* **REQUEST**
Tally the lines that hold the word "Accuracy" and reply with that figure only.

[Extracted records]
[BEGIN]
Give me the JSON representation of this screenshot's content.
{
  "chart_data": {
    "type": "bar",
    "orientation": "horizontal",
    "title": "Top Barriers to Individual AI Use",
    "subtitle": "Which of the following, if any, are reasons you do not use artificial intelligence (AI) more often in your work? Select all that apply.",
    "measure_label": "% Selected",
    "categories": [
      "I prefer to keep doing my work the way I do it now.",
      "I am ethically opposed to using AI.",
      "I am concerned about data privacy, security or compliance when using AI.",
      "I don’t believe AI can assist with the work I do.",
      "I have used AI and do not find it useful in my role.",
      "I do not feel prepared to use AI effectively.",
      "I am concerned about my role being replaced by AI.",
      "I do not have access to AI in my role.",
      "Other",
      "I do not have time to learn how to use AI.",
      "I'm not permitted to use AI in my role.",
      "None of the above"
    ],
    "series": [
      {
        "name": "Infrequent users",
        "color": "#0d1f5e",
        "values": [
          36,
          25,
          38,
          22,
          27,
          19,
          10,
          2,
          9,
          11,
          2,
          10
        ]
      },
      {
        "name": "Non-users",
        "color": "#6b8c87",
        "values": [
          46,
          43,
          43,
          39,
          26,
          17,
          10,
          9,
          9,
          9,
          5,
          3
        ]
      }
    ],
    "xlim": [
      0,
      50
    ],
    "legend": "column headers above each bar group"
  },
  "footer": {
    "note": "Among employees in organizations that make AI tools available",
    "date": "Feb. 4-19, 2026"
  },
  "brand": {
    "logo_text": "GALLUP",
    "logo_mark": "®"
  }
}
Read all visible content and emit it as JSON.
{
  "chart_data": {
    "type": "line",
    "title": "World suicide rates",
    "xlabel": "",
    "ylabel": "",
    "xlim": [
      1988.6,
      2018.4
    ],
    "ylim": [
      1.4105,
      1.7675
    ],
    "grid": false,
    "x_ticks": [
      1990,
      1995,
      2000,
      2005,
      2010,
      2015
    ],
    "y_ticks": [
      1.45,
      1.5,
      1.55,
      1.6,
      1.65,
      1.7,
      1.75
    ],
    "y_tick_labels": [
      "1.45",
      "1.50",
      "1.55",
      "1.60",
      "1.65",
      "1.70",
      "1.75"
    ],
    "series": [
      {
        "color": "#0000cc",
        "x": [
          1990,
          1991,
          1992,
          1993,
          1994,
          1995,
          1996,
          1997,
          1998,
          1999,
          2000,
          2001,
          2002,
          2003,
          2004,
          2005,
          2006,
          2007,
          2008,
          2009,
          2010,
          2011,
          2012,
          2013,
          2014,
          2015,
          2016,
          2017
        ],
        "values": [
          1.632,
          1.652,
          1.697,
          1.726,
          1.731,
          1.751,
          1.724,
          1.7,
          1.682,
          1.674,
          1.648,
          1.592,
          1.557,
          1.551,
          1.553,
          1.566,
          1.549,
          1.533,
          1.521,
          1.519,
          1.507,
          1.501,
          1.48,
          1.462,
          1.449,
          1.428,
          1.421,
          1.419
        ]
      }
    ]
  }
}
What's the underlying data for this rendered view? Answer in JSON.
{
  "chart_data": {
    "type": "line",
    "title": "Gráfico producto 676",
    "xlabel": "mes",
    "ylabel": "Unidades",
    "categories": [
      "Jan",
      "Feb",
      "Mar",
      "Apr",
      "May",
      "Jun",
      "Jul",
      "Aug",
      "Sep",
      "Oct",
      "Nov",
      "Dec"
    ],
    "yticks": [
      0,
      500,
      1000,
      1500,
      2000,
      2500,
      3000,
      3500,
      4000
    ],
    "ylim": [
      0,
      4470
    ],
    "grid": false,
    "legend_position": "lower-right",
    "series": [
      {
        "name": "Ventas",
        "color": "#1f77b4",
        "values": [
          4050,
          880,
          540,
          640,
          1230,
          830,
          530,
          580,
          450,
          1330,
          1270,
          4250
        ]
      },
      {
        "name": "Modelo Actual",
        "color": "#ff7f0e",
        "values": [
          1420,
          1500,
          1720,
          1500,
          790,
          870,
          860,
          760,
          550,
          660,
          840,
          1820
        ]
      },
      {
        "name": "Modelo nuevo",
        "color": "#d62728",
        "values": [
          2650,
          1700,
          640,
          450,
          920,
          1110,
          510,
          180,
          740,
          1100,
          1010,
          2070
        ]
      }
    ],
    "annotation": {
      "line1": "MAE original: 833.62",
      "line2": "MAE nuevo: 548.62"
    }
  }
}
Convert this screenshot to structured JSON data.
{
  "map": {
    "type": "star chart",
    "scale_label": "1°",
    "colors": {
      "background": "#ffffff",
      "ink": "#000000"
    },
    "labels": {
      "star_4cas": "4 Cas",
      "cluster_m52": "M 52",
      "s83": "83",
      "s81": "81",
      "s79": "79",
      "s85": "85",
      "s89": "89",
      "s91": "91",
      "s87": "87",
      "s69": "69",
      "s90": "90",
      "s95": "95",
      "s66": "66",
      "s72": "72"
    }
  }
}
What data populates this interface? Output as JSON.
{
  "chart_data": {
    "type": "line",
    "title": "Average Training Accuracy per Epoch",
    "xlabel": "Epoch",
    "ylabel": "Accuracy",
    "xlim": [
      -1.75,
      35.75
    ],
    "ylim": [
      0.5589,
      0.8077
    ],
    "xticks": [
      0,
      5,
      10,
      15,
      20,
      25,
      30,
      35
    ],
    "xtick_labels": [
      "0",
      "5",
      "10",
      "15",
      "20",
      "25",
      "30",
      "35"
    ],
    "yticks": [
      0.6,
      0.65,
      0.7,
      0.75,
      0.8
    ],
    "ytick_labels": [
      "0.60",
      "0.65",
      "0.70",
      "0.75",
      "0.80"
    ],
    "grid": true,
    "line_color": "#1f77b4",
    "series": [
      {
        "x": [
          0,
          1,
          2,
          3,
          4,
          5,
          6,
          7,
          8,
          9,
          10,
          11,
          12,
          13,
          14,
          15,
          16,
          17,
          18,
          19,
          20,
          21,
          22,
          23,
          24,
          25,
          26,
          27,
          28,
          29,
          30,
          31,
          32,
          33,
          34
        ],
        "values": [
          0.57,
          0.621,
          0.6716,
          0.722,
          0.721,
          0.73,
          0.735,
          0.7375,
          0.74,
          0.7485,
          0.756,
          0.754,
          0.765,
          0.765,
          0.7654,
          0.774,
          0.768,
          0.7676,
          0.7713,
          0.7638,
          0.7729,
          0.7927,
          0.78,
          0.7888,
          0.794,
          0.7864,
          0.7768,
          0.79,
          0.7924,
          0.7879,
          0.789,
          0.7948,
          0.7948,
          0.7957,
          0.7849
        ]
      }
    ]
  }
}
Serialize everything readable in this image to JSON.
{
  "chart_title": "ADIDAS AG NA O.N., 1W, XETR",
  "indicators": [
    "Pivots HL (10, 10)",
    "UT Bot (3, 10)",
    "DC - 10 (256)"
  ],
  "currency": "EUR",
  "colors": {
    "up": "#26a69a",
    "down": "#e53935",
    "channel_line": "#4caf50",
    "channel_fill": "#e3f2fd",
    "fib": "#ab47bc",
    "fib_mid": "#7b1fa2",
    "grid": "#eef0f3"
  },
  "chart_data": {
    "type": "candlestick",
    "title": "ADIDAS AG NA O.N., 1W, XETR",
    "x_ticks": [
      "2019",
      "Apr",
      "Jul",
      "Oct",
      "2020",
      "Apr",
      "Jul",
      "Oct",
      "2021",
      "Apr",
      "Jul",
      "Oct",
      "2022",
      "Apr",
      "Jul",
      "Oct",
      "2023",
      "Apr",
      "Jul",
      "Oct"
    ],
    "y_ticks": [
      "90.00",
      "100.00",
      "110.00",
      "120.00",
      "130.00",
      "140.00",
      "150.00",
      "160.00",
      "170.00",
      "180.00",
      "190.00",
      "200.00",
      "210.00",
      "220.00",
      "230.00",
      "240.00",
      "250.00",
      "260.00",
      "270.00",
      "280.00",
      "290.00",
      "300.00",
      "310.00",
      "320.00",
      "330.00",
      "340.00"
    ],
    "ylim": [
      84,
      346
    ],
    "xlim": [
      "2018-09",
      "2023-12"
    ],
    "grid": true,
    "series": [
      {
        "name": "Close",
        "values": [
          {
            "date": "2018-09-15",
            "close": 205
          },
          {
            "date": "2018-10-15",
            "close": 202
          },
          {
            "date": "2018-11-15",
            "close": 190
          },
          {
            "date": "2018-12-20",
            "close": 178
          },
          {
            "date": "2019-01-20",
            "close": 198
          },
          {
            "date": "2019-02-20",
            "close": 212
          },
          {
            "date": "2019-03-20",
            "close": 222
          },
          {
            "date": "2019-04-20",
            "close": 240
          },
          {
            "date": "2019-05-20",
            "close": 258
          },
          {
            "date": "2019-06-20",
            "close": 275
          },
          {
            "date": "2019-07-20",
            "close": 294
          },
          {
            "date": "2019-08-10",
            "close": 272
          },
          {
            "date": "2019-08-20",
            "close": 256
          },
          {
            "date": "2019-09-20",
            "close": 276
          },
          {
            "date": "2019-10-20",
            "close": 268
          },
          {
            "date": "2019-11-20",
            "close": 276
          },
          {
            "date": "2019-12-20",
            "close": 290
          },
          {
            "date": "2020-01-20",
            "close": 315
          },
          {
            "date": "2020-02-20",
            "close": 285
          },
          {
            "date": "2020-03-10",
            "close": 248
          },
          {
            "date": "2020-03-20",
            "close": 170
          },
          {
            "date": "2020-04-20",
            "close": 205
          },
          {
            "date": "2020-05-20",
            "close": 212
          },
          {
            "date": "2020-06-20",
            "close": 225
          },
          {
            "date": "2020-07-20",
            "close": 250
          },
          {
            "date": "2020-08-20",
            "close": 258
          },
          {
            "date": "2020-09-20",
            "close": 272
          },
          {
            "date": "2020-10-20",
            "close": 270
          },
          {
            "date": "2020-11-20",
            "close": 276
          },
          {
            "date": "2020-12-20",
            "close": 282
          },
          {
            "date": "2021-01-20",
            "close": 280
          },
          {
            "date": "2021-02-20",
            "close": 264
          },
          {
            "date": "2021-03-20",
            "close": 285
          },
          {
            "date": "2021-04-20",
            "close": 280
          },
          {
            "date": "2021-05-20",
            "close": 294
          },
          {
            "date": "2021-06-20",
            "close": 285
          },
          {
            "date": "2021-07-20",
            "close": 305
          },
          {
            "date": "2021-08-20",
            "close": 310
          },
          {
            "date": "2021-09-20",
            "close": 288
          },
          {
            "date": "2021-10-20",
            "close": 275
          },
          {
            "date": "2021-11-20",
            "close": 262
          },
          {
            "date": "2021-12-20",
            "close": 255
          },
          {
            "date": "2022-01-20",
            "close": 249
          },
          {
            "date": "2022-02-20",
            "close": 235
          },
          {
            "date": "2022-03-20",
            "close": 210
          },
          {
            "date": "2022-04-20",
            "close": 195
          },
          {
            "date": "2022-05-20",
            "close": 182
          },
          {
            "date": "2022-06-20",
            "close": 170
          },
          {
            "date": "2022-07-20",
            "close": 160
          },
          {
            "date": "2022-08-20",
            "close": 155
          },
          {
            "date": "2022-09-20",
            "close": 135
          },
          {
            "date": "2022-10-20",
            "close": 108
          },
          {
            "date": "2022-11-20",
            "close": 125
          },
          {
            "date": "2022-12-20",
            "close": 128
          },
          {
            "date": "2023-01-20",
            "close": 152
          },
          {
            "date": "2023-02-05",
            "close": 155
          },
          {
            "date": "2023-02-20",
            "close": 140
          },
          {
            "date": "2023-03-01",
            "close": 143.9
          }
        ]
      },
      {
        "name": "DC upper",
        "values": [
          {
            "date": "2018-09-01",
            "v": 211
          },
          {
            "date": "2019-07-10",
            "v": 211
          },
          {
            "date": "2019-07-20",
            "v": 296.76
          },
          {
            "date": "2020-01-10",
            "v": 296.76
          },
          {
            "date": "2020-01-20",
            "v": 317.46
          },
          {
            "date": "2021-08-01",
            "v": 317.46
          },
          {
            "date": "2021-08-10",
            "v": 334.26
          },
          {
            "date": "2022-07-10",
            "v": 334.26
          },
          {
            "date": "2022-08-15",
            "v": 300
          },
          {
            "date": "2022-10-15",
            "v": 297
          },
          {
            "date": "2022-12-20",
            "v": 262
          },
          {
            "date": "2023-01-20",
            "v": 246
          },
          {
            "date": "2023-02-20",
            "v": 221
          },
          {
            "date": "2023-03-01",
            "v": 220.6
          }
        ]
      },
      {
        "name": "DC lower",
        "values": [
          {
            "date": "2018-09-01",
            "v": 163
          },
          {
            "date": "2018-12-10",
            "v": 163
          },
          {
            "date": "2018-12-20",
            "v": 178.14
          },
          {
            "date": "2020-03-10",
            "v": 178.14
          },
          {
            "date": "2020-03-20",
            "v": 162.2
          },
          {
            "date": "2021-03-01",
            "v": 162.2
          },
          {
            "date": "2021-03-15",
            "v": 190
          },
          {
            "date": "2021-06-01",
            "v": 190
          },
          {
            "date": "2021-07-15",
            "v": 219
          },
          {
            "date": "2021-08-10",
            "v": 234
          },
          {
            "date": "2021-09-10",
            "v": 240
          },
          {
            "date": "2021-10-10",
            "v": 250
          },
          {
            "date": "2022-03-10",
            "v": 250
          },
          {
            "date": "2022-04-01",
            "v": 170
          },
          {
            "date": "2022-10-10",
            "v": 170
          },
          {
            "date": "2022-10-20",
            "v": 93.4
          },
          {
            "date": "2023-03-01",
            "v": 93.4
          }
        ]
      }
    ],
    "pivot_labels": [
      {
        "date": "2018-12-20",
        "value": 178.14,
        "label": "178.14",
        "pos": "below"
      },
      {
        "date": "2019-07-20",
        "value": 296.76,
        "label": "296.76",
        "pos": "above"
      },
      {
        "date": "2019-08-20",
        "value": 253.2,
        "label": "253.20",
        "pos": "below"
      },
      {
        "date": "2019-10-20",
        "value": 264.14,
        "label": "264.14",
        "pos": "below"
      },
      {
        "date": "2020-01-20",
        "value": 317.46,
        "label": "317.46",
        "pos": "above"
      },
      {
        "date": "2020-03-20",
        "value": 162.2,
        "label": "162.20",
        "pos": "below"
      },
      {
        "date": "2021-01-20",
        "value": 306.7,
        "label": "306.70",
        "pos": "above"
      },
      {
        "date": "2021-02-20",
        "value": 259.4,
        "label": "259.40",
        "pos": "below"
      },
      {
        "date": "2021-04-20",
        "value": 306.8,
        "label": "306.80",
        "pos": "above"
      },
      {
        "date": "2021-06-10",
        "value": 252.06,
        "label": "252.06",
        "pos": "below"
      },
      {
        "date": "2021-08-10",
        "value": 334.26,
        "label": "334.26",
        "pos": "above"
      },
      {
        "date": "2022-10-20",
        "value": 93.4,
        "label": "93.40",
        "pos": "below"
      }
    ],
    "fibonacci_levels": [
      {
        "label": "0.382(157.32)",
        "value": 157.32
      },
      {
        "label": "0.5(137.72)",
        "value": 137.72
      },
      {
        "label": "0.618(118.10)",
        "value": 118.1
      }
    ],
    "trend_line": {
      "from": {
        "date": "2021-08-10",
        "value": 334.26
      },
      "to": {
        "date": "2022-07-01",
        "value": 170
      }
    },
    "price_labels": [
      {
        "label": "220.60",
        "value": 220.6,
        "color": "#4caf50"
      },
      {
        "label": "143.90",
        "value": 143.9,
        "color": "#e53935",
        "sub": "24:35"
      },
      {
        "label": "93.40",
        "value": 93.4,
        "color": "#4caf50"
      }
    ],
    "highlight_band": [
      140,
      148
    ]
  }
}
[END]
* **EXERCISE SOLUTION**
2